**** Data entries ****

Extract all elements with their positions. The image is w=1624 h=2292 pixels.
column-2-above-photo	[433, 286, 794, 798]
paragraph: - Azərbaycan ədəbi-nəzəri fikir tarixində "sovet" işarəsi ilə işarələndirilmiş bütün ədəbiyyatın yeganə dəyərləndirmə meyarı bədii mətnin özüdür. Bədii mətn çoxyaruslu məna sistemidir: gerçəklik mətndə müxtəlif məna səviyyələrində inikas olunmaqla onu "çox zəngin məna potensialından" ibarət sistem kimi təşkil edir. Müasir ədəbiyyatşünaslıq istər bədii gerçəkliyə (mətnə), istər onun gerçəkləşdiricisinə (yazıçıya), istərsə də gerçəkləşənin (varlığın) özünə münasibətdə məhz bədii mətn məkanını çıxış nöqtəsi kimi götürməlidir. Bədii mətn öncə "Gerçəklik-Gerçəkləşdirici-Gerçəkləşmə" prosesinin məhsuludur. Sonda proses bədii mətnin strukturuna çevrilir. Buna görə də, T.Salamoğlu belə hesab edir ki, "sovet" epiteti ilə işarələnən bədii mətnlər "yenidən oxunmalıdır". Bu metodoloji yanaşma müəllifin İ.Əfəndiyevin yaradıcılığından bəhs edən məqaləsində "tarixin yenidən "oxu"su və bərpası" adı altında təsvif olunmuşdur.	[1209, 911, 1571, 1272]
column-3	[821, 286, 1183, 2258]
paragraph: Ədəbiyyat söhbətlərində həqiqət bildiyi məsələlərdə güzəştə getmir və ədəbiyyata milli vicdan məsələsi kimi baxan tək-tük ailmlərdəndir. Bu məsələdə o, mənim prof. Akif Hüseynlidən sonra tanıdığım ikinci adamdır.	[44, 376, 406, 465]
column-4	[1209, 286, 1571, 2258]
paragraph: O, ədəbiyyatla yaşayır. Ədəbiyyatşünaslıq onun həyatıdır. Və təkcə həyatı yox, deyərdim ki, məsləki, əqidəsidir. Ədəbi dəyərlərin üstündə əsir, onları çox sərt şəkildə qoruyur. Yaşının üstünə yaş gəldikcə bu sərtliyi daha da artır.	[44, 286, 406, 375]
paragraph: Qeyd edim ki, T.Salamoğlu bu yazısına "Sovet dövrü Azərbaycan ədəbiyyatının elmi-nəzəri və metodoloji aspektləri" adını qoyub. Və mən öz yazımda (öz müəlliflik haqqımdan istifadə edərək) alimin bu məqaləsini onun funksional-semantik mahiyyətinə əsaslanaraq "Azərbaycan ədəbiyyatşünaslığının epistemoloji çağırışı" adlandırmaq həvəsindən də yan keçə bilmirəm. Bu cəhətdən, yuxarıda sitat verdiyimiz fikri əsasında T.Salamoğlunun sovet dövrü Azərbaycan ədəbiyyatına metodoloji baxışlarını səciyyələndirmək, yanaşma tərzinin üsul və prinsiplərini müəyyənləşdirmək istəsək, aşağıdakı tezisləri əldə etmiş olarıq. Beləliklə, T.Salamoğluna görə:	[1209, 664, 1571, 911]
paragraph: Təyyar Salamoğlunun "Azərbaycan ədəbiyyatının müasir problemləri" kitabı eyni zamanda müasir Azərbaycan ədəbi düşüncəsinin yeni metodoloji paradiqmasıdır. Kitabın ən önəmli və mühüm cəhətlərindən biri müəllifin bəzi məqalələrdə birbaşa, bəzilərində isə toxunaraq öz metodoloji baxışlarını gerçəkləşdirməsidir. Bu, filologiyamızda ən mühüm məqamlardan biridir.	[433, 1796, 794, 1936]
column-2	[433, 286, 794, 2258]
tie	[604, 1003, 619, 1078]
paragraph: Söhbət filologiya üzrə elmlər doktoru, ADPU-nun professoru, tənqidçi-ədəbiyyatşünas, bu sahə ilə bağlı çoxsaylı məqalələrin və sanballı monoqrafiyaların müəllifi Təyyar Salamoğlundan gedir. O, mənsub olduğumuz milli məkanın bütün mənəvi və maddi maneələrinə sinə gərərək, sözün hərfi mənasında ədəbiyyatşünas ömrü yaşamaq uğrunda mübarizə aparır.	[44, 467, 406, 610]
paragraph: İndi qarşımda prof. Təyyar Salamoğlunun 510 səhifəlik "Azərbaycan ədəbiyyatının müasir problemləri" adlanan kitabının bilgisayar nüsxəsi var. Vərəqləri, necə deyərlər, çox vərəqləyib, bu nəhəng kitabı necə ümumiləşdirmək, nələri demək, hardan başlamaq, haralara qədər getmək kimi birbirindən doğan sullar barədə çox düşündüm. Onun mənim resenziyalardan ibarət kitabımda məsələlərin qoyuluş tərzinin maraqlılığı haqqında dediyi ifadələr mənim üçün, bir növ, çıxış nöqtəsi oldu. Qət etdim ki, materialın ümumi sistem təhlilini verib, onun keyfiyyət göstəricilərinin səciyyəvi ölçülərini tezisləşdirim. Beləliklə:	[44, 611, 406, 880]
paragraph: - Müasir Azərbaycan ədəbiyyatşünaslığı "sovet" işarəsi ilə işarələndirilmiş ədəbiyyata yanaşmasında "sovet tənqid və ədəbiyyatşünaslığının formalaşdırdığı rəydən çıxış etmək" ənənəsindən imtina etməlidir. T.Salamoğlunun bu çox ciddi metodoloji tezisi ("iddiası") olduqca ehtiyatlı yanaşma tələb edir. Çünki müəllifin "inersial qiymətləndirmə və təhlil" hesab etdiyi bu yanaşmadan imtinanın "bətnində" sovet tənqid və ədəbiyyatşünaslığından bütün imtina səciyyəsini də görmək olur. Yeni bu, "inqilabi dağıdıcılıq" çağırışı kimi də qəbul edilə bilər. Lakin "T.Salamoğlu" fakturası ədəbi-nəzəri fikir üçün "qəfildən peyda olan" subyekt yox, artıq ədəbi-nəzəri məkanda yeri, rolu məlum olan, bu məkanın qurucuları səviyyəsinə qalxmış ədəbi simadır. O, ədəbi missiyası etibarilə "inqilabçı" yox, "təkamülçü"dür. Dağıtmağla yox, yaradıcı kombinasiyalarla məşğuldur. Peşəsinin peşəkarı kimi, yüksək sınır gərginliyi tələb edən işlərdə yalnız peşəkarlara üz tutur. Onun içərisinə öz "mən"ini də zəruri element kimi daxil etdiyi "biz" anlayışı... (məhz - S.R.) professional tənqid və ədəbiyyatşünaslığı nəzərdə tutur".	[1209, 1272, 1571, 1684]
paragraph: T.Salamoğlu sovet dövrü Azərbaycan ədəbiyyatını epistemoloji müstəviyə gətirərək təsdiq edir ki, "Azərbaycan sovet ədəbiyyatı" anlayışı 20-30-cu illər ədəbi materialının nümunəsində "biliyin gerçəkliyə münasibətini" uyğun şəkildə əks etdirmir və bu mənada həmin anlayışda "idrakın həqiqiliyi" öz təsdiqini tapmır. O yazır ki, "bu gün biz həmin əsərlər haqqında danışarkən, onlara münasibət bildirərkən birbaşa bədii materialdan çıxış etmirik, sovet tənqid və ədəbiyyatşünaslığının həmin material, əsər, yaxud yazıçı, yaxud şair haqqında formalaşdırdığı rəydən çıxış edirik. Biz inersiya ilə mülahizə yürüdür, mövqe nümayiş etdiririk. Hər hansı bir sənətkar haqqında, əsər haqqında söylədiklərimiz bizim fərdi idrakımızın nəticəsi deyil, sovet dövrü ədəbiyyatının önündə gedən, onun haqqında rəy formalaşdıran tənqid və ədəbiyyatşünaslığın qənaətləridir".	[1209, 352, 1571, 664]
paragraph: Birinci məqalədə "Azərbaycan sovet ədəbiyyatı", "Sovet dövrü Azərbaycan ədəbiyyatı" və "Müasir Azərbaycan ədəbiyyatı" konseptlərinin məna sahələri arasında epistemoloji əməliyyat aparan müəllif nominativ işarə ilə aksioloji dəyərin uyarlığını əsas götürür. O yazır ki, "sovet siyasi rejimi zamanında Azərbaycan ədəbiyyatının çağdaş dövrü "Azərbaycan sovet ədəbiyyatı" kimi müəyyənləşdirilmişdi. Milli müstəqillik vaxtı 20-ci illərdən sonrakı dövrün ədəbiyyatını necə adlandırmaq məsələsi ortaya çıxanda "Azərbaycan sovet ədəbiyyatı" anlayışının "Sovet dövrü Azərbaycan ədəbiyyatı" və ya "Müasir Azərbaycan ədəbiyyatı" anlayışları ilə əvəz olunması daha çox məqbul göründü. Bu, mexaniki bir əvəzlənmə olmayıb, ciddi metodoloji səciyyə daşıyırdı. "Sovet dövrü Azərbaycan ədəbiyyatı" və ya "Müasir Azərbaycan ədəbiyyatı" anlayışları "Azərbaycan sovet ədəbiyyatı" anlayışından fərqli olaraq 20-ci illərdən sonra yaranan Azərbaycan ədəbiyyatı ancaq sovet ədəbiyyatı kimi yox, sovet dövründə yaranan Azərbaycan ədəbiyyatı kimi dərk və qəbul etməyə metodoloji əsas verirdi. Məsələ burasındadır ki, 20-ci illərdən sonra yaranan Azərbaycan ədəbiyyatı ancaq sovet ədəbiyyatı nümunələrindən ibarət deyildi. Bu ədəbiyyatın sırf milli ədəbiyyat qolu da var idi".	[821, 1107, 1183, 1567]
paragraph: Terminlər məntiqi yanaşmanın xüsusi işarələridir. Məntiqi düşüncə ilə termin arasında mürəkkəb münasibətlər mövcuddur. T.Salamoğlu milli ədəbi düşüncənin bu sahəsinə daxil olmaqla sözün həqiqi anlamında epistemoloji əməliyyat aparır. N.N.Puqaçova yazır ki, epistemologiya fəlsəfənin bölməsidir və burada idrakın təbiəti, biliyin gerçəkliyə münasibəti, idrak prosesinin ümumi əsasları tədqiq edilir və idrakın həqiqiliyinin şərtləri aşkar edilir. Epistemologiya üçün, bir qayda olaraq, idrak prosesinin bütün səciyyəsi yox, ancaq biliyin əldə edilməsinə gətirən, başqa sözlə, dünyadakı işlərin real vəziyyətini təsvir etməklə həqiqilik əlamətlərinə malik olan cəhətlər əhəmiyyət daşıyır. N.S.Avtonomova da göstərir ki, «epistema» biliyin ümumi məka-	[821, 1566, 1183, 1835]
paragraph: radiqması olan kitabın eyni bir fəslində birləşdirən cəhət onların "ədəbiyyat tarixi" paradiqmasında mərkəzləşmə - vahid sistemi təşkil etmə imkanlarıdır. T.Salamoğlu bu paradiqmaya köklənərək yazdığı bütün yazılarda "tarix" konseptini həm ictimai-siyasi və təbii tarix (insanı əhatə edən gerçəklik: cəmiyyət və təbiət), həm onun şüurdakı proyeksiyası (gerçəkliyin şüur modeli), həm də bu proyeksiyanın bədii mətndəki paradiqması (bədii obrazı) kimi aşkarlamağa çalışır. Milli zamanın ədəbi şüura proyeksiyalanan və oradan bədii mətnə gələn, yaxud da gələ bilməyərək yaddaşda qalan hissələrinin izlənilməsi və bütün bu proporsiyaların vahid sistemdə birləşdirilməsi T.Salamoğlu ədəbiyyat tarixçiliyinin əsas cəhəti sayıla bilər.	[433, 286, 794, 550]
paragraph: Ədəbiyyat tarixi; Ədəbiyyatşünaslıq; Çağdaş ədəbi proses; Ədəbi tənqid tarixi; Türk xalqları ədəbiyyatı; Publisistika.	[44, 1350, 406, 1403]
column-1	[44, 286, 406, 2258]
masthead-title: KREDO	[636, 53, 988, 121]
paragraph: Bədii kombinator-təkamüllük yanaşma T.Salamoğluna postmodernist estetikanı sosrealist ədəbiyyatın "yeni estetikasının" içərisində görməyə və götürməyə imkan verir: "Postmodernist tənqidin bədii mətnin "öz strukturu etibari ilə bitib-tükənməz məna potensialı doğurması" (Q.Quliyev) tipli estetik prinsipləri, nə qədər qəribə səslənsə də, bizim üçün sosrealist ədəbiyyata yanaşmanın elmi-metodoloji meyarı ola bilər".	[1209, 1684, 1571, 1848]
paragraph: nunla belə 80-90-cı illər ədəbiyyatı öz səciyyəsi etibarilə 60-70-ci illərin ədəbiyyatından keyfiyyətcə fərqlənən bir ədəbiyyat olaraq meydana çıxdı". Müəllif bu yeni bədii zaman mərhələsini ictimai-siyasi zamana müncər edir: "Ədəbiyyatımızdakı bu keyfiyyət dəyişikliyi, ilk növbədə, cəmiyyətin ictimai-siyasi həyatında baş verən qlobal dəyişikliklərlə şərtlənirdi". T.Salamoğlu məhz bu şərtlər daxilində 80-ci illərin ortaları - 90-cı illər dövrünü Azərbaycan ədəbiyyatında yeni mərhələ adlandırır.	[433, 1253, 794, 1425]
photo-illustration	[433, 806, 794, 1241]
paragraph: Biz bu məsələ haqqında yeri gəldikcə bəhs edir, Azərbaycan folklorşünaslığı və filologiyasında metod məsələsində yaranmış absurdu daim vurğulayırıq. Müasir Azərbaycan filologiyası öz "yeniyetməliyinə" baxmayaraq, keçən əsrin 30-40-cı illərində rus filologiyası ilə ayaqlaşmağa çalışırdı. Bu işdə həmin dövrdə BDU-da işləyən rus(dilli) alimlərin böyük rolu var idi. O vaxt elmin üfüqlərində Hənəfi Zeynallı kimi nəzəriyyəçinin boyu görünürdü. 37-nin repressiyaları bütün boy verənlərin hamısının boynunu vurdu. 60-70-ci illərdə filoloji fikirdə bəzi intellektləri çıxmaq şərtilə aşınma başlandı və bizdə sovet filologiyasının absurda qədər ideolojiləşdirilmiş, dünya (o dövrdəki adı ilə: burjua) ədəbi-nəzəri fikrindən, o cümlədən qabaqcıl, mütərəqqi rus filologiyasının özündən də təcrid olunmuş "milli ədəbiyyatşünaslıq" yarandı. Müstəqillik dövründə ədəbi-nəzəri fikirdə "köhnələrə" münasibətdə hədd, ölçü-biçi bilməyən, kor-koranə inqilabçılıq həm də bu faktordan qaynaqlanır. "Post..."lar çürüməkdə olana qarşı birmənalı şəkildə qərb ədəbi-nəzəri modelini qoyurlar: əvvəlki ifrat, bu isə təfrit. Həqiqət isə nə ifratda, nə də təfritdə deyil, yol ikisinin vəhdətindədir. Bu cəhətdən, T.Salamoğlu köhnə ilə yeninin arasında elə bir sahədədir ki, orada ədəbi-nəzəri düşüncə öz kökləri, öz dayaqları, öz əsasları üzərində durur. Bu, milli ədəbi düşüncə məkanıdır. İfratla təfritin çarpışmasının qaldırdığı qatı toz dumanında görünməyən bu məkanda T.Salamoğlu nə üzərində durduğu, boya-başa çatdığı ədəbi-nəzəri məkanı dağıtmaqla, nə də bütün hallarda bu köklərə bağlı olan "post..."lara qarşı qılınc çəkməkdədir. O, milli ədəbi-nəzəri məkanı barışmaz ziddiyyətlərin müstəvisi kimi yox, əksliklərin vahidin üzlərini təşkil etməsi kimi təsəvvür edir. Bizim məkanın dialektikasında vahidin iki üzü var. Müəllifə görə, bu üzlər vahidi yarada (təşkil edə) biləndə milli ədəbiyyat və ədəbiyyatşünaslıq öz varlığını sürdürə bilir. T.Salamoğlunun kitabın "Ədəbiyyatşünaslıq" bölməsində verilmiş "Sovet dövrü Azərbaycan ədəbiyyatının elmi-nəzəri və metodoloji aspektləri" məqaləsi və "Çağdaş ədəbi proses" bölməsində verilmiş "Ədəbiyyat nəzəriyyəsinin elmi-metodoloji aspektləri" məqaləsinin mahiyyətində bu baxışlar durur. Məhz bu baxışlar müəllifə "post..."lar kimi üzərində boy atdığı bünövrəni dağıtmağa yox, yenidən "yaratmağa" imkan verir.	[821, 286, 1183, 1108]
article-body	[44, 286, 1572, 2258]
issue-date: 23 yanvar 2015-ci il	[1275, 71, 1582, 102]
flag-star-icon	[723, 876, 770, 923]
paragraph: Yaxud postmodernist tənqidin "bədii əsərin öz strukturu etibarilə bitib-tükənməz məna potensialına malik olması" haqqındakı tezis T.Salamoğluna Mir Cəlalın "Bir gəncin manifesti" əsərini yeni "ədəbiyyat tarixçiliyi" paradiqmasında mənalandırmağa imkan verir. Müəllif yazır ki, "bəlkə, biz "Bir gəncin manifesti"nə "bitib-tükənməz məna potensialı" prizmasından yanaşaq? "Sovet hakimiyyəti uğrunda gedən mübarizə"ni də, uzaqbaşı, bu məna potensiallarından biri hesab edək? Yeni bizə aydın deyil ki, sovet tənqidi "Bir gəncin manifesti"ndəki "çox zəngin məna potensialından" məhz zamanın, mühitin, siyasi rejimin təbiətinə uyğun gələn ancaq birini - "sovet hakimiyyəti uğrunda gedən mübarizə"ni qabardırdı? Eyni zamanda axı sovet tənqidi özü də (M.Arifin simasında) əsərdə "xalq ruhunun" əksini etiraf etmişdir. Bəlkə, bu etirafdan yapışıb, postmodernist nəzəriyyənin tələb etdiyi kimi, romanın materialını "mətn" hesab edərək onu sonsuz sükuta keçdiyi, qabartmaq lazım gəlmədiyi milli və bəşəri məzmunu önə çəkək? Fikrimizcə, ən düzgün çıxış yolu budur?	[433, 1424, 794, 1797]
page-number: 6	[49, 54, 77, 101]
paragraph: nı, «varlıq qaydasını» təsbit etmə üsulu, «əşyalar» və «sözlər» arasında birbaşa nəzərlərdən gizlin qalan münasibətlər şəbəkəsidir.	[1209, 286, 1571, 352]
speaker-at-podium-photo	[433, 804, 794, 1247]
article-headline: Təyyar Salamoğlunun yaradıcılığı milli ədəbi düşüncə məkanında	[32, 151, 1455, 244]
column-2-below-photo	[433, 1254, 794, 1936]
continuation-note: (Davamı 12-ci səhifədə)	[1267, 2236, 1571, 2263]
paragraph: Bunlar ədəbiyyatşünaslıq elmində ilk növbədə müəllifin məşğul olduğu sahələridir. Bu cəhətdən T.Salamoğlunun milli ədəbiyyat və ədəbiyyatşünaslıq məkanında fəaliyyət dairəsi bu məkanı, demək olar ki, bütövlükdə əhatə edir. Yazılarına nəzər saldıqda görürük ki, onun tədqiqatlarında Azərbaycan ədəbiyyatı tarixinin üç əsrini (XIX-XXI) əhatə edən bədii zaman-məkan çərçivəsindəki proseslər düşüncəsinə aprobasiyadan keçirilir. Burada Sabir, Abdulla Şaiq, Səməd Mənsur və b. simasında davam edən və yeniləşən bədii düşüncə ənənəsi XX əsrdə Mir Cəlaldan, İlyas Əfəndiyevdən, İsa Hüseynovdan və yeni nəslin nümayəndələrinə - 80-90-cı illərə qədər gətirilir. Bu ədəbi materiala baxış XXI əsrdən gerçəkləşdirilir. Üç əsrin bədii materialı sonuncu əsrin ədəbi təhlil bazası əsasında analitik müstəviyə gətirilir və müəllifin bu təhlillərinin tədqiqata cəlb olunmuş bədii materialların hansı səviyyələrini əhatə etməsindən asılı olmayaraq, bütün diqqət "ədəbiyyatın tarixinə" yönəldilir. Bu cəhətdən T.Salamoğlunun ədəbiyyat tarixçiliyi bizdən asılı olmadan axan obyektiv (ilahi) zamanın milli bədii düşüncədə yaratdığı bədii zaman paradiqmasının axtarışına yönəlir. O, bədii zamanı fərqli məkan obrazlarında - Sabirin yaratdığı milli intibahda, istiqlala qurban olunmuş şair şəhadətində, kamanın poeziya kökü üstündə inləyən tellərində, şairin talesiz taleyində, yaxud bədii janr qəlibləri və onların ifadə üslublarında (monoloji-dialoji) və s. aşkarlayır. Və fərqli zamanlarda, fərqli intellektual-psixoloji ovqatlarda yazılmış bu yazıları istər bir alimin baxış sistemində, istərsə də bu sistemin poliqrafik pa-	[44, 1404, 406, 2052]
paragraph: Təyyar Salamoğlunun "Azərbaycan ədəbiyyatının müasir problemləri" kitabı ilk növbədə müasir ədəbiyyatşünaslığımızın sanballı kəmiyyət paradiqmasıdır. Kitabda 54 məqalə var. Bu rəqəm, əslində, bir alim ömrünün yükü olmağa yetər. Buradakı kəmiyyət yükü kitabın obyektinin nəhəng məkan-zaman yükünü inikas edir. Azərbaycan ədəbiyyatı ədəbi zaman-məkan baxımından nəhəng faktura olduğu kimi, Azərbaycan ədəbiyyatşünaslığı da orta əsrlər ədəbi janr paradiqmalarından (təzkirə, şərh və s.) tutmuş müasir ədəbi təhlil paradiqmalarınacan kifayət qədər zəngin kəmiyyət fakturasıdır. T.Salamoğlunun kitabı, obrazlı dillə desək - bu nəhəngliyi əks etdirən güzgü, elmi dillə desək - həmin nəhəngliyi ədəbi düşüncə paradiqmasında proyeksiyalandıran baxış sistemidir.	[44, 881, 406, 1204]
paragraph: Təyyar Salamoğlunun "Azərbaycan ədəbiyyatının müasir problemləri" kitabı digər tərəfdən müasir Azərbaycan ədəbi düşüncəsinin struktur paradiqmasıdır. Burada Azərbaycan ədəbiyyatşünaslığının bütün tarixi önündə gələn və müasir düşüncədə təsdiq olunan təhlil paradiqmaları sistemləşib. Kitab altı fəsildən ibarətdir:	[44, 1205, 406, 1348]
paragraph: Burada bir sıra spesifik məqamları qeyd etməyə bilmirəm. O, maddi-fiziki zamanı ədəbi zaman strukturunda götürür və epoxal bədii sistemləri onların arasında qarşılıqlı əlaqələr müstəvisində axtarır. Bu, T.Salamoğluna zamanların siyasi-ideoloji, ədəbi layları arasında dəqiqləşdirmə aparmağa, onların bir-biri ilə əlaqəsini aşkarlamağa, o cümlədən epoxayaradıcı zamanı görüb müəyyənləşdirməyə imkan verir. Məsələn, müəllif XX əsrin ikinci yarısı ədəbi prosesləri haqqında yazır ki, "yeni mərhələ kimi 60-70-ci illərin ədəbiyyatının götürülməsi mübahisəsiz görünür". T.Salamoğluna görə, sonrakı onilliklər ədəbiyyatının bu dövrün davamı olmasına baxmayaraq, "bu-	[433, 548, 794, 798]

****

• **Requirement**
Reproduce verbatim the stretch from the first of the lines above through the line containing "286, 794, 798]", both included.

• **Answer to this problem**
Extract all elements with their positions. The image is w=1624 h=2292 pixels.
column-2-above-photo	[433, 286, 794, 798]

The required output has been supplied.